[Data listing]
_ _ _ _

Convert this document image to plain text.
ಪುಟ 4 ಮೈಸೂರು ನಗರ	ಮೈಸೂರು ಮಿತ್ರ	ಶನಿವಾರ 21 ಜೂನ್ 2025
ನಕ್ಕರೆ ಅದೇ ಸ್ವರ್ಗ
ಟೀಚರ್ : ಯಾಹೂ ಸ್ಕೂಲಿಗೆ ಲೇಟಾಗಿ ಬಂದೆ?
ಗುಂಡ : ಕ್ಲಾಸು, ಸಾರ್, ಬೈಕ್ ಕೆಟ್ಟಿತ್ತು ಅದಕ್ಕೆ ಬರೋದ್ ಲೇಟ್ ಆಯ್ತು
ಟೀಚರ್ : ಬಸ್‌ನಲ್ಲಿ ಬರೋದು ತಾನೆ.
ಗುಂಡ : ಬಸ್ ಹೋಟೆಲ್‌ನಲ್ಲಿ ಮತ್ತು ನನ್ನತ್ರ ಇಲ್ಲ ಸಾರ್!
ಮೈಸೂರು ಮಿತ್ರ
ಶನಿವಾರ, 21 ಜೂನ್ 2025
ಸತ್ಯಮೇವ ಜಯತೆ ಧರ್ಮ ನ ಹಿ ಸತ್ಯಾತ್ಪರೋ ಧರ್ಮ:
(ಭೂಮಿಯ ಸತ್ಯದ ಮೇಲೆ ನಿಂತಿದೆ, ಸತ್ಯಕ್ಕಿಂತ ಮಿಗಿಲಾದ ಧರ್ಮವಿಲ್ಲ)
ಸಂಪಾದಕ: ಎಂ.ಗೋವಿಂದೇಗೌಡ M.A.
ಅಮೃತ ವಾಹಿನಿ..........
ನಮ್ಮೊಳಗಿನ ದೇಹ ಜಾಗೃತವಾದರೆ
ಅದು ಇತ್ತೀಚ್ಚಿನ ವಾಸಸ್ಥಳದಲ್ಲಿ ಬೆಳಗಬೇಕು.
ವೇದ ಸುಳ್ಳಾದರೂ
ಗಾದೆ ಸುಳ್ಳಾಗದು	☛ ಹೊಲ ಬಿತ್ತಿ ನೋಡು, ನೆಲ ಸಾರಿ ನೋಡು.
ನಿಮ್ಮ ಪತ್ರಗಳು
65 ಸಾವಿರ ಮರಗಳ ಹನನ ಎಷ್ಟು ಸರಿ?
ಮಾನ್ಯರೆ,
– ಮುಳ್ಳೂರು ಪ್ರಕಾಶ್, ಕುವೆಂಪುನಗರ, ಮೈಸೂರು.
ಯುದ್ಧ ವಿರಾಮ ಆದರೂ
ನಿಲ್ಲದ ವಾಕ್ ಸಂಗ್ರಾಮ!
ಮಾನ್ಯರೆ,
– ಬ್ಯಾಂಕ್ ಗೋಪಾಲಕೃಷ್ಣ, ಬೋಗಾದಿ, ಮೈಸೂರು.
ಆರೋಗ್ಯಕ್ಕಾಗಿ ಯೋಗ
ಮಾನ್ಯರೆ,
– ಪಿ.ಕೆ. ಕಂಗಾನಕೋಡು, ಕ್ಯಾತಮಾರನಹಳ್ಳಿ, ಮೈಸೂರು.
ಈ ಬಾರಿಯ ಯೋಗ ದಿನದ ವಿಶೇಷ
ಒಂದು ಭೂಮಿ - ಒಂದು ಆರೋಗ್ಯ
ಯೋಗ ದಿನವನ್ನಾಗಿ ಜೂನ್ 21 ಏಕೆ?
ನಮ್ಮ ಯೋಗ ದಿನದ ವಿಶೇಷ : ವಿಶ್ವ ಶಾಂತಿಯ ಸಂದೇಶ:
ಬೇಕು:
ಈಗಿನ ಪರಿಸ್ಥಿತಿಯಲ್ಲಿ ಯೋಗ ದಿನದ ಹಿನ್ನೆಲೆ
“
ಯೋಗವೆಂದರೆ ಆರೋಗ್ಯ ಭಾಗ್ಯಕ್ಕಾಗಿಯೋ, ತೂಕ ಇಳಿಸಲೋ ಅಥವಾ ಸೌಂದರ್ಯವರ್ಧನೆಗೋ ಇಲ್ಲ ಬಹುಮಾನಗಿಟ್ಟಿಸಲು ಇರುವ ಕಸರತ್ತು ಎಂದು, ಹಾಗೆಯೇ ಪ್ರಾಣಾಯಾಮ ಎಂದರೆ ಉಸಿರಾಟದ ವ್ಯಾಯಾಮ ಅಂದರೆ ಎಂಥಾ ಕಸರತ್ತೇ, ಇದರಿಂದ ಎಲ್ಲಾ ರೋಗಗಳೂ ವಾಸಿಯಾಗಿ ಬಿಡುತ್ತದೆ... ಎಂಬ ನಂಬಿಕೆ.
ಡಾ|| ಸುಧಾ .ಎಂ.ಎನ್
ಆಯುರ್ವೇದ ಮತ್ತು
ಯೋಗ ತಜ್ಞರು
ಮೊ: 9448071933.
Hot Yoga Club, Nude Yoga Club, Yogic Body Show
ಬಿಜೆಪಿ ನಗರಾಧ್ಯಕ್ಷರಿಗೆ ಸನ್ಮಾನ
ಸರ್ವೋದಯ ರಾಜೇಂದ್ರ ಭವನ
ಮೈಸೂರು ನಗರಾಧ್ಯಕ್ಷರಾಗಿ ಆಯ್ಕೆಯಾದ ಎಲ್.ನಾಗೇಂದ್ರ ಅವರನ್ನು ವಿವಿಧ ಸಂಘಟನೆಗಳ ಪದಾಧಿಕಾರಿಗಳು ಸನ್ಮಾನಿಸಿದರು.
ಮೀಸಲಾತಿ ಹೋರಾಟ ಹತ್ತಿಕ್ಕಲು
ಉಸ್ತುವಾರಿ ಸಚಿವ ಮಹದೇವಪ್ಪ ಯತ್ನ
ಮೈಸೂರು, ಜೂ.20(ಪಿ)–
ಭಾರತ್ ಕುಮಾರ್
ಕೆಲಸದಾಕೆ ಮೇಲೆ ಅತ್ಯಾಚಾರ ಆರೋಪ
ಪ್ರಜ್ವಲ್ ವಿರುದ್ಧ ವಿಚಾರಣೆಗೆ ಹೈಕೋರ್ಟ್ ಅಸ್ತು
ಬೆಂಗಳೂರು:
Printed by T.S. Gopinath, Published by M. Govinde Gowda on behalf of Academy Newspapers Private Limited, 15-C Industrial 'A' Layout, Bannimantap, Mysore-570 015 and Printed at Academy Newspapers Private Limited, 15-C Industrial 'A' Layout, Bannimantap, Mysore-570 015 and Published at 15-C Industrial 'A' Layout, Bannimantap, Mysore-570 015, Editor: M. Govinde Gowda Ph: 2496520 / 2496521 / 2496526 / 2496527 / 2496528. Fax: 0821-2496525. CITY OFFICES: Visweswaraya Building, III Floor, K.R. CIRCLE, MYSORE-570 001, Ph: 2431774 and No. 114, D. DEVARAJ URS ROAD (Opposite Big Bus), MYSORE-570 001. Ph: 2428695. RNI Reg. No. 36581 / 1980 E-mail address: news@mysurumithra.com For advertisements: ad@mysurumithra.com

_ _ _ _

Take the entries above and transcribe them in full.

Convert this document image to plain text.
ಪುಟ 4 ಮೈಸೂರು ನಗರ	ಮೈಸೂರು ಮಿತ್ರ	ಶನಿವಾರ 21 ಜೂನ್ 2025
ನಕ್ಕರೆ ಅದೇ ಸ್ವರ್ಗ
ಟೀಚರ್ : ಯಾಹೂ ಸ್ಕೂಲಿಗೆ ಲೇಟಾಗಿ ಬಂದೆ?
ಗುಂಡ : ಕ್ಲಾಸು, ಸಾರ್, ಬೈಕ್ ಕೆಟ್ಟಿತ್ತು ಅದಕ್ಕೆ ಬರೋದ್ ಲೇಟ್ ಆಯ್ತು
ಟೀಚರ್ : ಬಸ್‌ನಲ್ಲಿ ಬರೋದು ತಾನೆ.
ಗುಂಡ : ಬಸ್ ಹೋಟೆಲ್‌ನಲ್ಲಿ ಮತ್ತು ನನ್ನತ್ರ ಇಲ್ಲ ಸಾರ್!
ಮೈಸೂರು ಮಿತ್ರ
ಶನಿವಾರ, 21 ಜೂನ್ 2025
ಸತ್ಯಮೇವ ಜಯತೆ ಧರ್ಮ ನ ಹಿ ಸತ್ಯಾತ್ಪರೋ ಧರ್ಮ:
(ಭೂಮಿಯ ಸತ್ಯದ ಮೇಲೆ ನಿಂತಿದೆ, ಸತ್ಯಕ್ಕಿಂತ ಮಿಗಿಲಾದ ಧರ್ಮವಿಲ್ಲ)
ಸಂಪಾದಕ: ಎಂ.ಗೋವಿಂದೇಗೌಡ M.A.
ಅಮೃತ ವಾಹಿನಿ..........
ನಮ್ಮೊಳಗಿನ ದೇಹ ಜಾಗೃತವಾದರೆ
ಅದು ಇತ್ತೀಚ್ಚಿನ ವಾಸಸ್ಥಳದಲ್ಲಿ ಬೆಳಗಬೇಕು.
ವೇದ ಸುಳ್ಳಾದರೂ
ಗಾದೆ ಸುಳ್ಳಾಗದು	☛ ಹೊಲ ಬಿತ್ತಿ ನೋಡು, ನೆಲ ಸಾರಿ ನೋಡು.
ನಿಮ್ಮ ಪತ್ರಗಳು
65 ಸಾವಿರ ಮರಗಳ ಹನನ ಎಷ್ಟು ಸರಿ?
ಮಾನ್ಯರೆ,
– ಮುಳ್ಳೂರು ಪ್ರಕಾಶ್, ಕುವೆಂಪುನಗರ, ಮೈಸೂರು.
ಯುದ್ಧ ವಿರಾಮ ಆದರೂ
ನಿಲ್ಲದ ವಾಕ್ ಸಂಗ್ರಾಮ!
ಮಾನ್ಯರೆ,
– ಬ್ಯಾಂಕ್ ಗೋಪಾಲಕೃಷ್ಣ, ಬೋಗಾದಿ, ಮೈಸೂರು.
ಆರೋಗ್ಯಕ್ಕಾಗಿ ಯೋಗ
ಮಾನ್ಯರೆ,
– ಪಿ.ಕೆ. ಕಂಗಾನಕೋಡು, ಕ್ಯಾತಮಾರನಹಳ್ಳಿ, ಮೈಸೂರು.
ಈ ಬಾರಿಯ ಯೋಗ ದಿನದ ವಿಶೇಷ
ಒಂದು ಭೂಮಿ - ಒಂದು ಆರೋಗ್ಯ
ಯೋಗ ದಿನವನ್ನಾಗಿ ಜೂನ್ 21 ಏಕೆ?
ನಮ್ಮ ಯೋಗ ದಿನದ ವಿಶೇಷ : ವಿಶ್ವ ಶಾಂತಿಯ ಸಂದೇಶ:
ಬೇಕು:
ಈಗಿನ ಪರಿಸ್ಥಿತಿಯಲ್ಲಿ ಯೋಗ ದಿನದ ಹಿನ್ನೆಲೆ
“
ಯೋಗವೆಂದರೆ ಆರೋಗ್ಯ ಭಾಗ್ಯಕ್ಕಾಗಿಯೋ, ತೂಕ ಇಳಿಸಲೋ ಅಥವಾ ಸೌಂದರ್ಯವರ್ಧನೆಗೋ ಇಲ್ಲ ಬಹುಮಾನಗಿಟ್ಟಿಸಲು ಇರುವ ಕಸರತ್ತು ಎಂದು, ಹಾಗೆಯೇ ಪ್ರಾಣಾಯಾಮ ಎಂದರೆ ಉಸಿರಾಟದ ವ್ಯಾಯಾಮ ಅಂದರೆ ಎಂಥಾ ಕಸರತ್ತೇ, ಇದರಿಂದ ಎಲ್ಲಾ ರೋಗಗಳೂ ವಾಸಿಯಾಗಿ ಬಿಡುತ್ತದೆ... ಎಂಬ ನಂಬಿಕೆ.
ಡಾ|| ಸುಧಾ .ಎಂ.ಎನ್
ಆಯುರ್ವೇದ ಮತ್ತು
ಯೋಗ ತಜ್ಞರು
ಮೊ: 9448071933.
Hot Yoga Club, Nude Yoga Club, Yogic Body Show
ಬಿಜೆಪಿ ನಗರಾಧ್ಯಕ್ಷರಿಗೆ ಸನ್ಮಾನ
ಸರ್ವೋದಯ ರಾಜೇಂದ್ರ ಭವನ
ಮೈಸೂರು ನಗರಾಧ್ಯಕ್ಷರಾಗಿ ಆಯ್ಕೆಯಾದ ಎಲ್.ನಾಗೇಂದ್ರ ಅವರನ್ನು ವಿವಿಧ ಸಂಘಟನೆಗಳ ಪದಾಧಿಕಾರಿಗಳು ಸನ್ಮಾನಿಸಿದರು.
ಮೀಸಲಾತಿ ಹೋರಾಟ ಹತ್ತಿಕ್ಕಲು
ಉಸ್ತುವಾರಿ ಸಚಿವ ಮಹದೇವಪ್ಪ ಯತ್ನ
ಮೈಸೂರು, ಜೂ.20(ಪಿ)–
ಭಾರತ್ ಕುಮಾರ್
ಕೆಲಸದಾಕೆ ಮೇಲೆ ಅತ್ಯಾಚಾರ ಆರೋಪ
ಪ್ರಜ್ವಲ್ ವಿರುದ್ಧ ವಿಚಾರಣೆಗೆ ಹೈಕೋರ್ಟ್ ಅಸ್ತು
ಬೆಂಗಳೂರು:
Printed by T.S. Gopinath, Published by M. Govinde Gowda on behalf of Academy Newspapers Private Limited, 15-C Industrial 'A' Layout, Bannimantap, Mysore-570 015 and Printed at Academy Newspapers Private Limited, 15-C Industrial 'A' Layout, Bannimantap, Mysore-570 015 and Published at 15-C Industrial 'A' Layout, Bannimantap, Mysore-570 015, Editor: M. Govinde Gowda Ph: 2496520 / 2496521 / 2496526 / 2496527 / 2496528. Fax: 0821-2496525. CITY OFFICES: Visweswaraya Building, III Floor, K.R. CIRCLE, MYSORE-570 001, Ph: 2431774 and No. 114, D. DEVARAJ URS ROAD (Opposite Big Bus), MYSORE-570 001. Ph: 2428695. RNI Reg. No. 36581 / 1980 E-mail address: news@mysurumithra.com For advertisements: ad@mysurumithra.com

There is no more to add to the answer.